• Record excerpts
________________________
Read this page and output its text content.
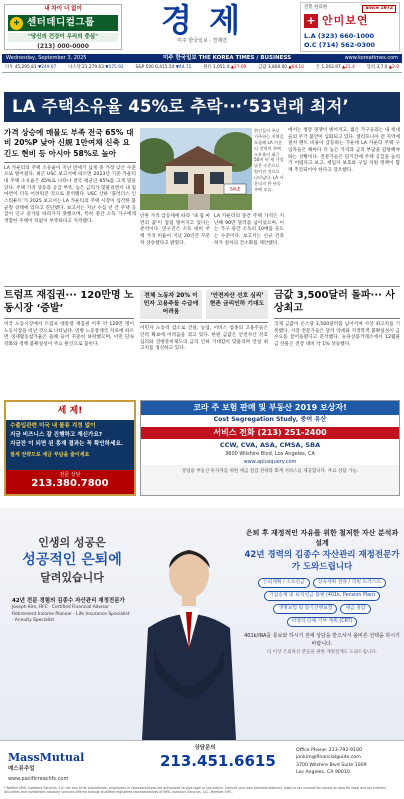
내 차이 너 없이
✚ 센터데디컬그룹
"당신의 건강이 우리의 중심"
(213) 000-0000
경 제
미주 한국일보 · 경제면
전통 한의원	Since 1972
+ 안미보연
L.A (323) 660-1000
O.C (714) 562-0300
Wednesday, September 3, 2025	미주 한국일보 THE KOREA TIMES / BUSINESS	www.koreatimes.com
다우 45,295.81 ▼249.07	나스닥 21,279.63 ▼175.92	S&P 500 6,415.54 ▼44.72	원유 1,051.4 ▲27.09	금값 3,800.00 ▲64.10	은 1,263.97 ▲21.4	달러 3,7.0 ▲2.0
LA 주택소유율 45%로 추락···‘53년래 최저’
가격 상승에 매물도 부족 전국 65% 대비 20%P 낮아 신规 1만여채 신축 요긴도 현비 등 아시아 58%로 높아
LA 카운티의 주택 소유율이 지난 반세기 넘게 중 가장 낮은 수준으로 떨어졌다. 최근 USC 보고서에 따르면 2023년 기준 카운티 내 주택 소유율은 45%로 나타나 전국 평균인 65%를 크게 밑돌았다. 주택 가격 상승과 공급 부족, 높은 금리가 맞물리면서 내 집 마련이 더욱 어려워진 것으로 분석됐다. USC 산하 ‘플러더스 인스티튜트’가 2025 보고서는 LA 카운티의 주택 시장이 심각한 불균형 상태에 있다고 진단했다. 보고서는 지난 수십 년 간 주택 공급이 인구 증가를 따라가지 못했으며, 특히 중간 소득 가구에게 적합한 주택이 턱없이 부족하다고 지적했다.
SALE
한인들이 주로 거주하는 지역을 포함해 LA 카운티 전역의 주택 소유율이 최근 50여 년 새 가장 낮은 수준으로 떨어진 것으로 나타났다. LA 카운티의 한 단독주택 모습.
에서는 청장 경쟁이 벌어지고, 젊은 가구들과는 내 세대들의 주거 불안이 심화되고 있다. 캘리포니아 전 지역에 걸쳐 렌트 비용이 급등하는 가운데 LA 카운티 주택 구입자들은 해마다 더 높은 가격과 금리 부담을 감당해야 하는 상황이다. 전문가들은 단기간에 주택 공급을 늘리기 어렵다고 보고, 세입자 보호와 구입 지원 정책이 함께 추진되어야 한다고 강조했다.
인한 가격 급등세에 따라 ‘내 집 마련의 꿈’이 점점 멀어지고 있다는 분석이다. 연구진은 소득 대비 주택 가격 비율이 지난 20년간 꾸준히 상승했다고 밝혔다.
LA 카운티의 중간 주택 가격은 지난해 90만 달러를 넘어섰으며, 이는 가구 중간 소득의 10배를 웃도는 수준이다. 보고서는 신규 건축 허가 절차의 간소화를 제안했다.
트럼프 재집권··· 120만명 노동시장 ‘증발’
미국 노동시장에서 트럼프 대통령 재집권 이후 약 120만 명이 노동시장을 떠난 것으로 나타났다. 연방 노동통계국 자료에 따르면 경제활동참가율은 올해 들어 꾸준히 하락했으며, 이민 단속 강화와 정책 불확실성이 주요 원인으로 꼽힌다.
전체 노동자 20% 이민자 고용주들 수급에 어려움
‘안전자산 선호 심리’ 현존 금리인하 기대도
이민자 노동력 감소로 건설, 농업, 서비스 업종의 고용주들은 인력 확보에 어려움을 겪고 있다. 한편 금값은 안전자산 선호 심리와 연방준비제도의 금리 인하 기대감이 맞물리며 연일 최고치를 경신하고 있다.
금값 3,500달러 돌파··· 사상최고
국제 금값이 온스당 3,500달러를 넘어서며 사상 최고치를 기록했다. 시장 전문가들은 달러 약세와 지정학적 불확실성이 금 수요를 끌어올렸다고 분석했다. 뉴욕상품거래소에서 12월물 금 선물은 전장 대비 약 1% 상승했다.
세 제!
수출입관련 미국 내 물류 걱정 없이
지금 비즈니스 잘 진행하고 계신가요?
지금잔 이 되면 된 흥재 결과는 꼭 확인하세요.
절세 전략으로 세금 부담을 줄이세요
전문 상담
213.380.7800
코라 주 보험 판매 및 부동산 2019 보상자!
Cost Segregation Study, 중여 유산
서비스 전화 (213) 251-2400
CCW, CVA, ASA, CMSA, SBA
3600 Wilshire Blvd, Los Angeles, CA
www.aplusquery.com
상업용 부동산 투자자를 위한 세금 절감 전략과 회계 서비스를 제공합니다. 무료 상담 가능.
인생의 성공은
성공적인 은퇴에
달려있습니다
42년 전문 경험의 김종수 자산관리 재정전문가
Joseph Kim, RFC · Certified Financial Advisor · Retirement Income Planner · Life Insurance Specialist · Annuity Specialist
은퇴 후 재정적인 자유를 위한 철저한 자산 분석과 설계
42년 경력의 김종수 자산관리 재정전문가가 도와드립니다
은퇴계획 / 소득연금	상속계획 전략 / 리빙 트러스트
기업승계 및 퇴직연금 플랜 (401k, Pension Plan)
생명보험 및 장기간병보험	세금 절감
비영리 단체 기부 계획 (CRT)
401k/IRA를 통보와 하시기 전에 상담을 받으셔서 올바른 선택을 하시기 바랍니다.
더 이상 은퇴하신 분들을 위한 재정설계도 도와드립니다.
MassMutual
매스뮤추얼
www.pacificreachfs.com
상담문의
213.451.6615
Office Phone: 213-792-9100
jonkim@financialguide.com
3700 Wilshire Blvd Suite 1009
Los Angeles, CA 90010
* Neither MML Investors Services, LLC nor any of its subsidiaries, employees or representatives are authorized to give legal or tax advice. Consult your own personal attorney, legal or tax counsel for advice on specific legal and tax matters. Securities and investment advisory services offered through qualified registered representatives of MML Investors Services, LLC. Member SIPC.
________________________
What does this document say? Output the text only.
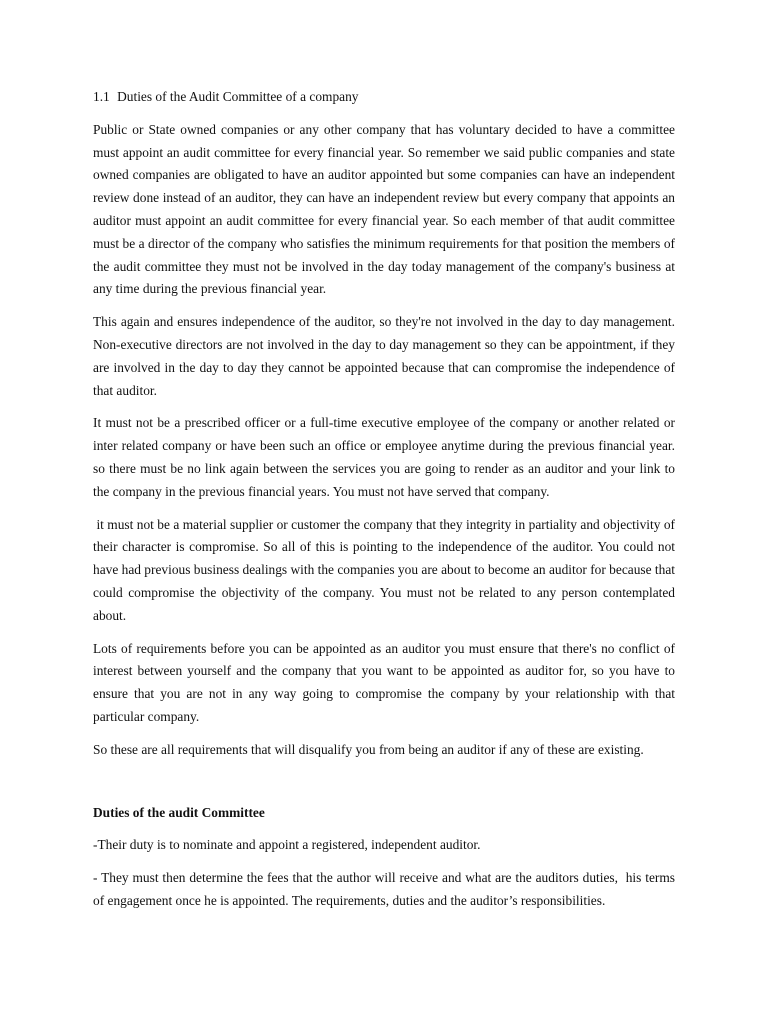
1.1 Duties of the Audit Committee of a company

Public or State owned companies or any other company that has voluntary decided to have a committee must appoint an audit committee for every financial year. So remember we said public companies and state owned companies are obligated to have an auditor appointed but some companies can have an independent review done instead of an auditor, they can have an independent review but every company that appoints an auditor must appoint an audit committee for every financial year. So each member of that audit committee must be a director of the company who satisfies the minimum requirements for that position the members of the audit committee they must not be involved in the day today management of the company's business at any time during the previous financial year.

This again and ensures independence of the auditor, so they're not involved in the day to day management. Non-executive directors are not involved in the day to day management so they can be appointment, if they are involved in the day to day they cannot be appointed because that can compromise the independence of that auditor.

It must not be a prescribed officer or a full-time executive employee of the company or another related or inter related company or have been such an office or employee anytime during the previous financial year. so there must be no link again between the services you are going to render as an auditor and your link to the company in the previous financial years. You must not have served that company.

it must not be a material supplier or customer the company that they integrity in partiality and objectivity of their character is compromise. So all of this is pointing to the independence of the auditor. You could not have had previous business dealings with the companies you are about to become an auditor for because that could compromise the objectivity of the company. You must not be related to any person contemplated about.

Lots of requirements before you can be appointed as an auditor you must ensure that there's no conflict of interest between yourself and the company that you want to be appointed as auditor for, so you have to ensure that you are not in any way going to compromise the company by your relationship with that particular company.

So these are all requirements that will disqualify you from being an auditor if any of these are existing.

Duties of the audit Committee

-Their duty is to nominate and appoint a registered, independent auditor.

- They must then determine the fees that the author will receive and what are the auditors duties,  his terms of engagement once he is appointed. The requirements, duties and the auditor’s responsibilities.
________________________
• Task details
Gather each line of the records holding the string "수준으로".

• Correct output
LA 카운티의 주택 소유율이 지난 반세기 넘게 중 가장 낮은 수준으로 떨어졌다. 최근 USC 보고서에 따르면 2023년 기준 카운티 내 주택 소유율은 45%로 나타나 전국 평균인 65%를 크게 밑돌았다. 주택 가격 상승과 공급 부족, 높은 금리가 맞물리면서 내 집 마련이 더욱 어려워진 것으로 분석됐다. USC 산하 ‘플러더스 인스티튜트’가 2025 보고서는 LA 카운티의 주택 시장이 심각한 불균형 상태에 있다고 진단했다. 보고서는 지난 수십 년 간 주택 공급이 인구 증가를 따라가지 못했으며, 특히 중간 소득 가구에게 적합한 주택이 턱없이 부족하다고 지적했다.
한인들이 주로 거주하는 지역을 포함해 LA 카운티 전역의 주택 소유율이 최근 50여 년 새 가장 낮은 수준으로 떨어진 것으로 나타났다. LA 카운티의 한 단독주택 모습.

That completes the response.